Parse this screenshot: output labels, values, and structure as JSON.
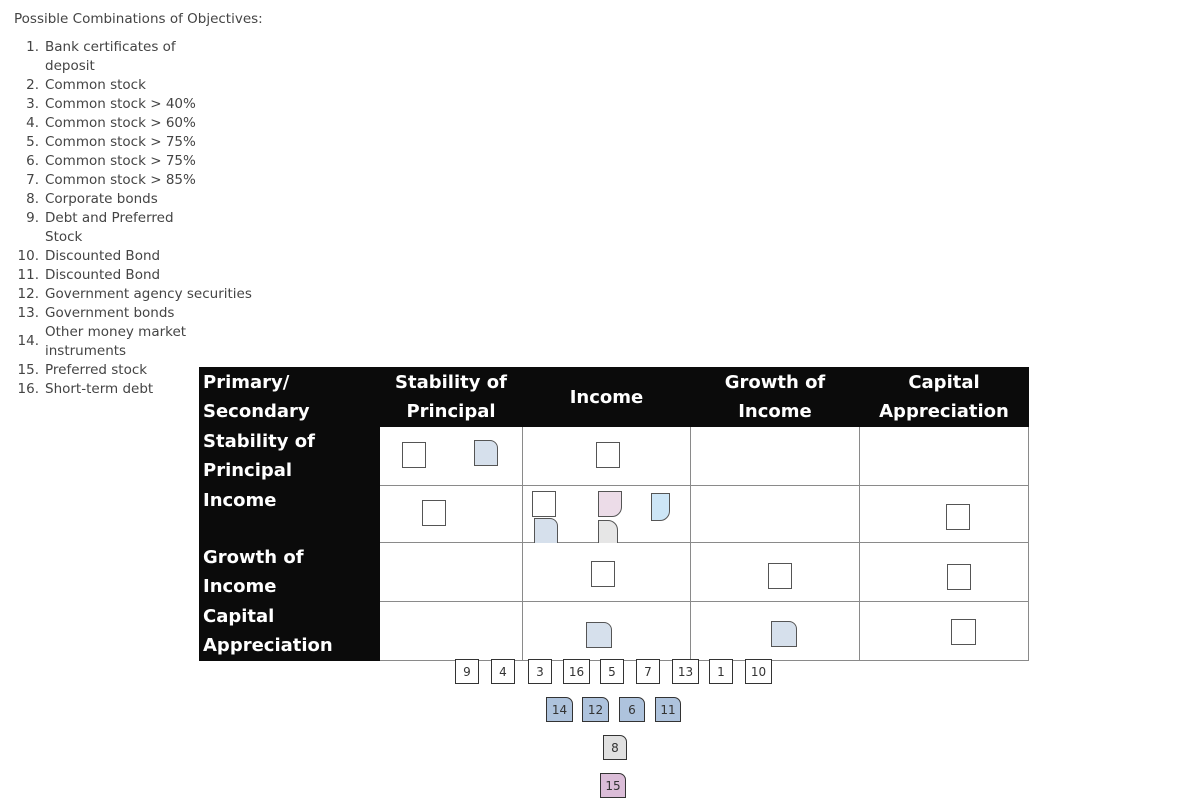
{
  "instructions": "Possible Combinations of Objectives:",
  "options": [
    {
      "num": "1.",
      "text": "Bank certificates of deposit"
    },
    {
      "num": "2.",
      "text": "Common stock"
    },
    {
      "num": "3.",
      "text": "Common stock > 40%"
    },
    {
      "num": "4.",
      "text": "Common stock > 60%"
    },
    {
      "num": "5.",
      "text": "Common stock > 75%"
    },
    {
      "num": "6.",
      "text": "Common stock > 75%"
    },
    {
      "num": "7.",
      "text": "Common stock > 85%"
    },
    {
      "num": "8.",
      "text": "Corporate bonds"
    },
    {
      "num": "9.",
      "text": "Debt and Preferred Stock"
    },
    {
      "num": "10.",
      "text": "Discounted Bond"
    },
    {
      "num": "11.",
      "text": "Discounted Bond"
    },
    {
      "num": "12.",
      "text": "Government agency securities"
    },
    {
      "num": "13.",
      "text": "Government bonds"
    },
    {
      "num": "14.",
      "text": "Other money market instruments"
    },
    {
      "num": "15.",
      "text": "Preferred stock"
    },
    {
      "num": "16.",
      "text": "Short-term debt"
    }
  ],
  "grid": {
    "corner": "Primary/ Secondary",
    "columns": [
      "Stability of Principal",
      "Income",
      "Growth of Income",
      "Capital Appreciation"
    ],
    "rows": [
      "Stability of Principal",
      "Income",
      "Growth of Income",
      "Capital Appreciation"
    ]
  },
  "chips": {
    "row1": [
      "9",
      "4",
      "3",
      "16",
      "5",
      "7",
      "13",
      "1",
      "10"
    ],
    "row2": [
      "14",
      "12",
      "6",
      "11"
    ],
    "row3": [
      "8"
    ],
    "row4": [
      "15"
    ]
  },
  "colors": {
    "header_bg": "#0b0b0b",
    "chip_blue": "#aec3dd",
    "chip_grey": "#e0e0e0",
    "chip_pink": "#dbbdd8"
  }
}
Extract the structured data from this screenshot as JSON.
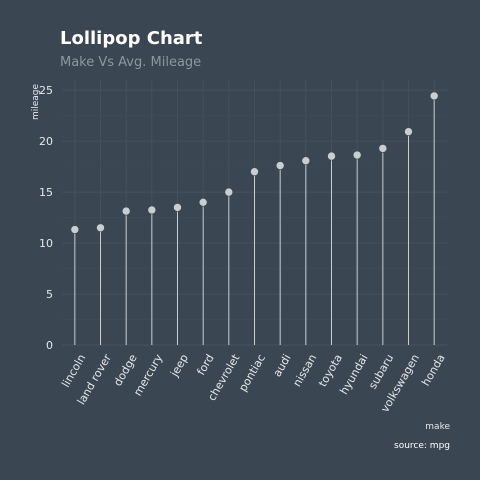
{
  "chart_data": {
    "type": "lollipop",
    "title": "Lollipop Chart",
    "subtitle": "Make Vs Avg. Mileage",
    "xlabel": "make",
    "ylabel": "mileage",
    "caption": "source: mpg",
    "categories": [
      "lincoln",
      "land rover",
      "dodge",
      "mercury",
      "jeep",
      "ford",
      "chevrolet",
      "pontiac",
      "audi",
      "nissan",
      "toyota",
      "hyundai",
      "subaru",
      "volkswagen",
      "honda"
    ],
    "values": [
      11.33,
      11.5,
      13.14,
      13.25,
      13.5,
      14.0,
      15.0,
      17.0,
      17.61,
      18.08,
      18.53,
      18.64,
      19.29,
      20.93,
      24.44
    ],
    "ylim": [
      0,
      26
    ],
    "yticks": [
      0,
      5,
      10,
      15,
      20,
      25
    ],
    "grid": true,
    "colors": {
      "background": "#3a4651",
      "marker": "#c9ced3"
    }
  }
}
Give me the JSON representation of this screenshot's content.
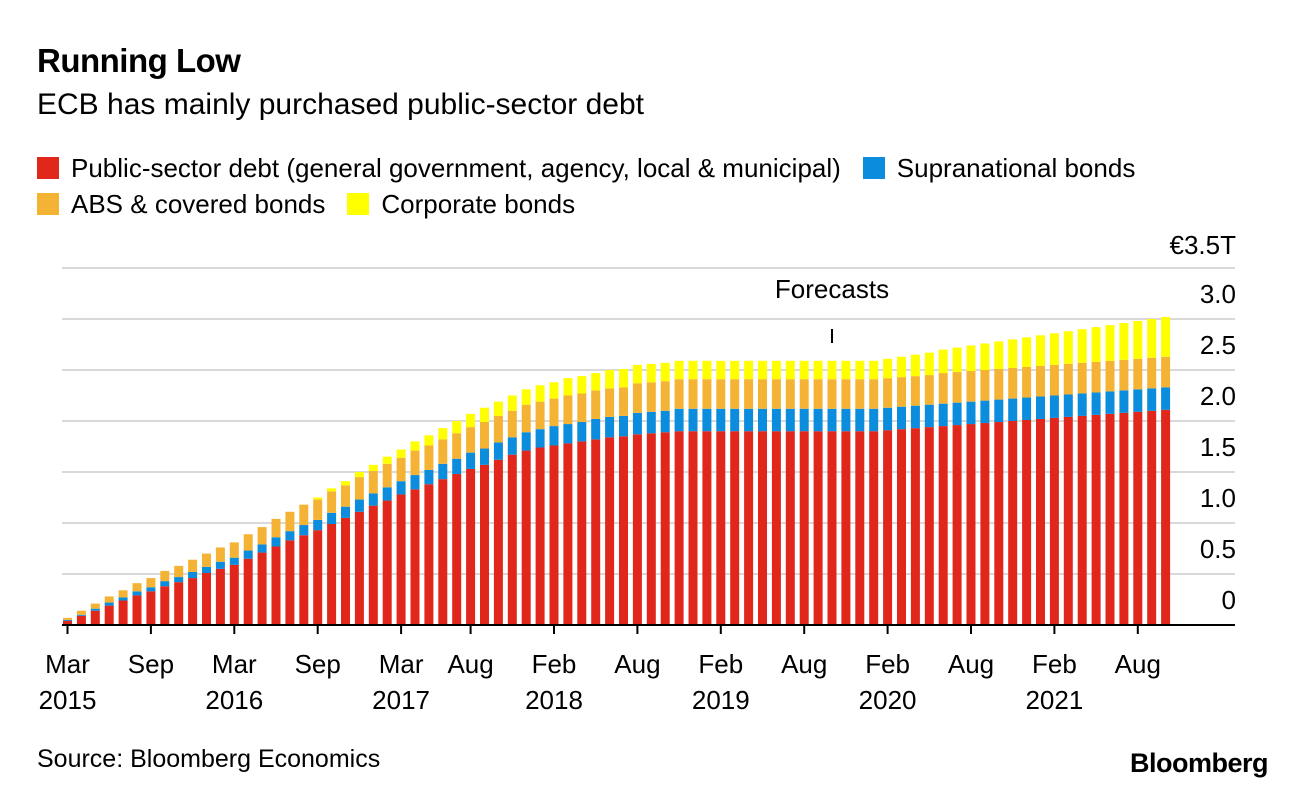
{
  "header": {
    "title": "Running Low",
    "subtitle": "ECB has mainly purchased public-sector debt"
  },
  "legend": {
    "items": [
      {
        "label": "Public-sector debt (general government, agency, local & municipal)",
        "color": "#e1261c"
      },
      {
        "label": "Supranational bonds",
        "color": "#0b8cdc"
      },
      {
        "label": "ABS & covered bonds",
        "color": "#f5b335"
      },
      {
        "label": "Corporate bonds",
        "color": "#ffff00"
      }
    ]
  },
  "chart_data": {
    "type": "bar",
    "stacked": true,
    "categories": [
      "Mar 2015",
      "Apr 2015",
      "May 2015",
      "Jun 2015",
      "Jul 2015",
      "Aug 2015",
      "Sep 2015",
      "Oct 2015",
      "Nov 2015",
      "Dec 2015",
      "Jan 2016",
      "Feb 2016",
      "Mar 2016",
      "Apr 2016",
      "May 2016",
      "Jun 2016",
      "Jul 2016",
      "Aug 2016",
      "Sep 2016",
      "Oct 2016",
      "Nov 2016",
      "Dec 2016",
      "Jan 2017",
      "Feb 2017",
      "Mar 2017",
      "Apr 2017",
      "May 2017",
      "Jun 2017",
      "Jul 2017",
      "Aug 2017",
      "Sep 2017",
      "Oct 2017",
      "Nov 2017",
      "Dec 2017",
      "Jan 2018",
      "Feb 2018",
      "Mar 2018",
      "Apr 2018",
      "May 2018",
      "Jun 2018",
      "Jul 2018",
      "Aug 2018",
      "Sep 2018",
      "Oct 2018",
      "Nov 2018",
      "Dec 2018",
      "Jan 2019",
      "Feb 2019",
      "Mar 2019",
      "Apr 2019",
      "May 2019",
      "Jun 2019",
      "Jul 2019",
      "Aug 2019",
      "Sep 2019",
      "Oct 2019",
      "Nov 2019",
      "Dec 2019",
      "Jan 2020",
      "Feb 2020",
      "Mar 2020",
      "Apr 2020",
      "May 2020",
      "Jun 2020",
      "Jul 2020",
      "Aug 2020",
      "Sep 2020",
      "Oct 2020",
      "Nov 2020",
      "Dec 2020",
      "Jan 2021",
      "Feb 2021",
      "Mar 2021",
      "Apr 2021",
      "May 2021",
      "Jun 2021",
      "Jul 2021",
      "Aug 2021",
      "Sep 2021",
      "Oct 2021"
    ],
    "series": [
      {
        "name": "Public-sector debt (general government, agency, local & municipal)",
        "color": "#e1261c",
        "values": [
          0.04,
          0.09,
          0.14,
          0.19,
          0.24,
          0.29,
          0.33,
          0.38,
          0.42,
          0.46,
          0.51,
          0.55,
          0.59,
          0.65,
          0.71,
          0.77,
          0.83,
          0.88,
          0.93,
          0.99,
          1.05,
          1.11,
          1.17,
          1.22,
          1.28,
          1.33,
          1.38,
          1.43,
          1.48,
          1.53,
          1.57,
          1.62,
          1.67,
          1.71,
          1.74,
          1.76,
          1.78,
          1.8,
          1.82,
          1.84,
          1.85,
          1.87,
          1.88,
          1.89,
          1.9,
          1.9,
          1.9,
          1.9,
          1.9,
          1.9,
          1.9,
          1.9,
          1.9,
          1.9,
          1.9,
          1.9,
          1.9,
          1.9,
          1.9,
          1.91,
          1.92,
          1.93,
          1.94,
          1.95,
          1.96,
          1.97,
          1.98,
          1.99,
          2.0,
          2.01,
          2.02,
          2.03,
          2.04,
          2.05,
          2.06,
          2.07,
          2.08,
          2.09,
          2.1,
          2.11
        ]
      },
      {
        "name": "Supranational bonds",
        "color": "#0b8cdc",
        "values": [
          0.01,
          0.01,
          0.02,
          0.03,
          0.03,
          0.04,
          0.04,
          0.05,
          0.05,
          0.06,
          0.06,
          0.07,
          0.07,
          0.08,
          0.08,
          0.09,
          0.09,
          0.1,
          0.1,
          0.11,
          0.11,
          0.12,
          0.12,
          0.13,
          0.13,
          0.14,
          0.14,
          0.15,
          0.15,
          0.16,
          0.16,
          0.17,
          0.17,
          0.18,
          0.18,
          0.19,
          0.19,
          0.19,
          0.2,
          0.2,
          0.2,
          0.21,
          0.21,
          0.21,
          0.22,
          0.22,
          0.22,
          0.22,
          0.22,
          0.22,
          0.22,
          0.22,
          0.22,
          0.22,
          0.22,
          0.22,
          0.22,
          0.22,
          0.22,
          0.22,
          0.22,
          0.22,
          0.22,
          0.22,
          0.22,
          0.22,
          0.22,
          0.22,
          0.22,
          0.22,
          0.22,
          0.22,
          0.22,
          0.22,
          0.22,
          0.22,
          0.22,
          0.22,
          0.22,
          0.22
        ]
      },
      {
        "name": "ABS & covered bonds",
        "color": "#f5b335",
        "values": [
          0.02,
          0.04,
          0.05,
          0.06,
          0.07,
          0.08,
          0.09,
          0.1,
          0.11,
          0.12,
          0.13,
          0.14,
          0.15,
          0.16,
          0.17,
          0.18,
          0.19,
          0.2,
          0.2,
          0.21,
          0.21,
          0.22,
          0.22,
          0.23,
          0.23,
          0.24,
          0.24,
          0.24,
          0.25,
          0.25,
          0.26,
          0.26,
          0.26,
          0.27,
          0.27,
          0.27,
          0.28,
          0.28,
          0.28,
          0.28,
          0.28,
          0.29,
          0.29,
          0.29,
          0.29,
          0.29,
          0.29,
          0.29,
          0.29,
          0.29,
          0.29,
          0.29,
          0.29,
          0.29,
          0.29,
          0.29,
          0.29,
          0.29,
          0.29,
          0.29,
          0.29,
          0.29,
          0.29,
          0.3,
          0.3,
          0.3,
          0.3,
          0.3,
          0.3,
          0.3,
          0.3,
          0.3,
          0.3,
          0.3,
          0.3,
          0.3,
          0.3,
          0.3,
          0.3,
          0.3
        ]
      },
      {
        "name": "Corporate bonds",
        "color": "#ffff00",
        "values": [
          0,
          0,
          0,
          0,
          0,
          0,
          0,
          0,
          0,
          0,
          0,
          0,
          0,
          0,
          0,
          0,
          0,
          0,
          0.02,
          0.03,
          0.04,
          0.05,
          0.06,
          0.07,
          0.08,
          0.09,
          0.1,
          0.11,
          0.12,
          0.13,
          0.14,
          0.14,
          0.15,
          0.15,
          0.16,
          0.16,
          0.17,
          0.17,
          0.17,
          0.18,
          0.18,
          0.18,
          0.18,
          0.18,
          0.18,
          0.18,
          0.18,
          0.18,
          0.18,
          0.18,
          0.18,
          0.18,
          0.18,
          0.18,
          0.18,
          0.18,
          0.18,
          0.18,
          0.18,
          0.19,
          0.2,
          0.21,
          0.22,
          0.23,
          0.24,
          0.25,
          0.26,
          0.27,
          0.28,
          0.29,
          0.3,
          0.31,
          0.32,
          0.33,
          0.34,
          0.35,
          0.36,
          0.37,
          0.38,
          0.39
        ]
      }
    ],
    "ylim": [
      0,
      3.5
    ],
    "yticks": [
      0,
      0.5,
      1.0,
      1.5,
      2.0,
      2.5,
      3.0,
      3.5
    ],
    "ytick_labels": [
      "0",
      "0.5",
      "1.0",
      "1.5",
      "2.0",
      "2.5",
      "3.0",
      "€3.5T"
    ],
    "xtick_labels": [
      {
        "index": 0,
        "month": "Mar",
        "year": "2015"
      },
      {
        "index": 6,
        "month": "Sep",
        "year": ""
      },
      {
        "index": 12,
        "month": "Mar",
        "year": "2016"
      },
      {
        "index": 18,
        "month": "Sep",
        "year": ""
      },
      {
        "index": 24,
        "month": "Mar",
        "year": "2017"
      },
      {
        "index": 29,
        "month": "Aug",
        "year": ""
      },
      {
        "index": 35,
        "month": "Feb",
        "year": "2018"
      },
      {
        "index": 41,
        "month": "Aug",
        "year": ""
      },
      {
        "index": 47,
        "month": "Feb",
        "year": "2019"
      },
      {
        "index": 53,
        "month": "Aug",
        "year": ""
      },
      {
        "index": 59,
        "month": "Feb",
        "year": "2020"
      },
      {
        "index": 65,
        "month": "Aug",
        "year": ""
      },
      {
        "index": 71,
        "month": "Feb",
        "year": "2021"
      },
      {
        "index": 77,
        "month": "Aug",
        "year": ""
      }
    ],
    "annotation": {
      "text": "Forecasts",
      "index": 55
    },
    "grid": true,
    "legend_position": "top"
  },
  "footer": {
    "source": "Source: Bloomberg Economics",
    "brand": "Bloomberg"
  }
}
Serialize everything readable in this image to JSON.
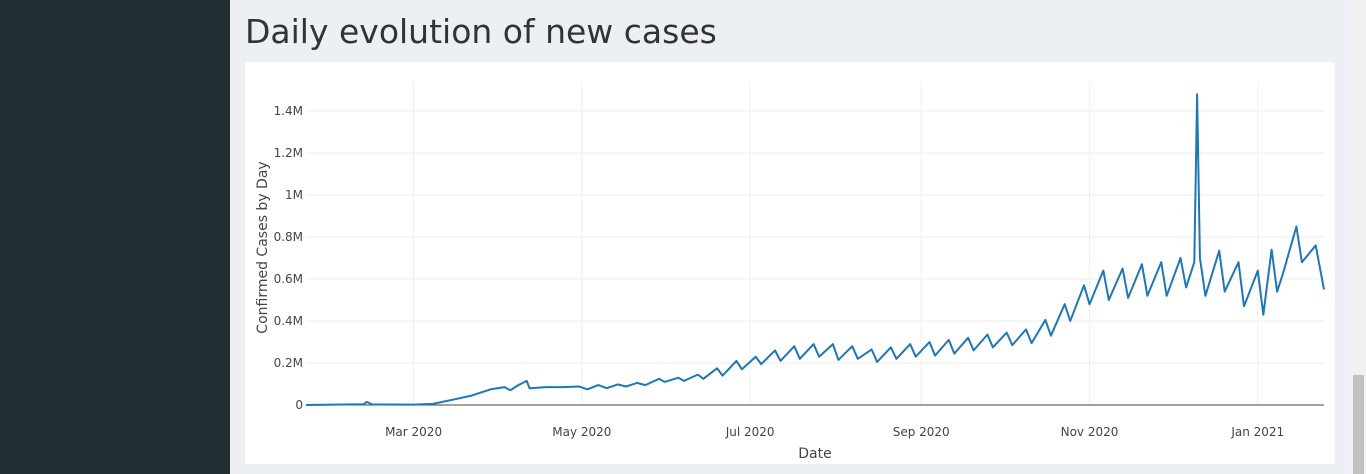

--

## PROBLEM
Tally the lines of the records holding the word "local", then give only the resulting number.

## RESULT
2